(PROBLEM TO WORK ON): Wherever the word "Sanayi" appears in a line, extract that line.

--------------------------------------------------

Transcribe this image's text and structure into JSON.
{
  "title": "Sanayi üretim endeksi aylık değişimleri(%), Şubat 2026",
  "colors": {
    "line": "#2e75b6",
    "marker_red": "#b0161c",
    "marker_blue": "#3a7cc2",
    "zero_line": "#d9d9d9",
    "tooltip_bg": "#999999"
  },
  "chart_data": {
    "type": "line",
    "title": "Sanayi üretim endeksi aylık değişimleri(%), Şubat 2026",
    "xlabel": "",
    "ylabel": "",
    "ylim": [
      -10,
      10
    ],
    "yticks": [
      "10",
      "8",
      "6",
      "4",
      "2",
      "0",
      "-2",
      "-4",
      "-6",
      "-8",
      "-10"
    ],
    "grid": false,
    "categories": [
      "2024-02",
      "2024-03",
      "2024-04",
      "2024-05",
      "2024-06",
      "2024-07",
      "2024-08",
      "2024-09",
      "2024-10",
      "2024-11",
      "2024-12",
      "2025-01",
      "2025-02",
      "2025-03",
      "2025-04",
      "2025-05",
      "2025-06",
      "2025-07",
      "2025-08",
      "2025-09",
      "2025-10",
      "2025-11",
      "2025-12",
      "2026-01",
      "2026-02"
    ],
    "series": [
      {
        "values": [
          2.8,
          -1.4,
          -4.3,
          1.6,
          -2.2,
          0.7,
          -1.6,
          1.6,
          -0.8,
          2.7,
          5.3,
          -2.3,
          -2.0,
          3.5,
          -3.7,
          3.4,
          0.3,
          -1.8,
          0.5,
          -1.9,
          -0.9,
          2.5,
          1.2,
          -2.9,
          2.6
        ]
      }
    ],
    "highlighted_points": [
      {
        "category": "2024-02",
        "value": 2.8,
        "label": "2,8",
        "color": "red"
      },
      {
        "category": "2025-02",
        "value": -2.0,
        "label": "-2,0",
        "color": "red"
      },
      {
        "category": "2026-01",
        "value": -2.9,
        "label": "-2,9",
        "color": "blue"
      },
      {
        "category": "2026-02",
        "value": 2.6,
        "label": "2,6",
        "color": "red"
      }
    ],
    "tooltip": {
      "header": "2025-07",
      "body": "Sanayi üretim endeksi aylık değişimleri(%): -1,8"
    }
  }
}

--------------------------------------------------

(SOLUTION):
  "title": "Sanayi üretim endeksi aylık değişimleri(%), Şubat 2026",
    "title": "Sanayi üretim endeksi aylık değişimleri(%), Şubat 2026",
      "body": "Sanayi üretim endeksi aylık değişimleri(%): -1,8"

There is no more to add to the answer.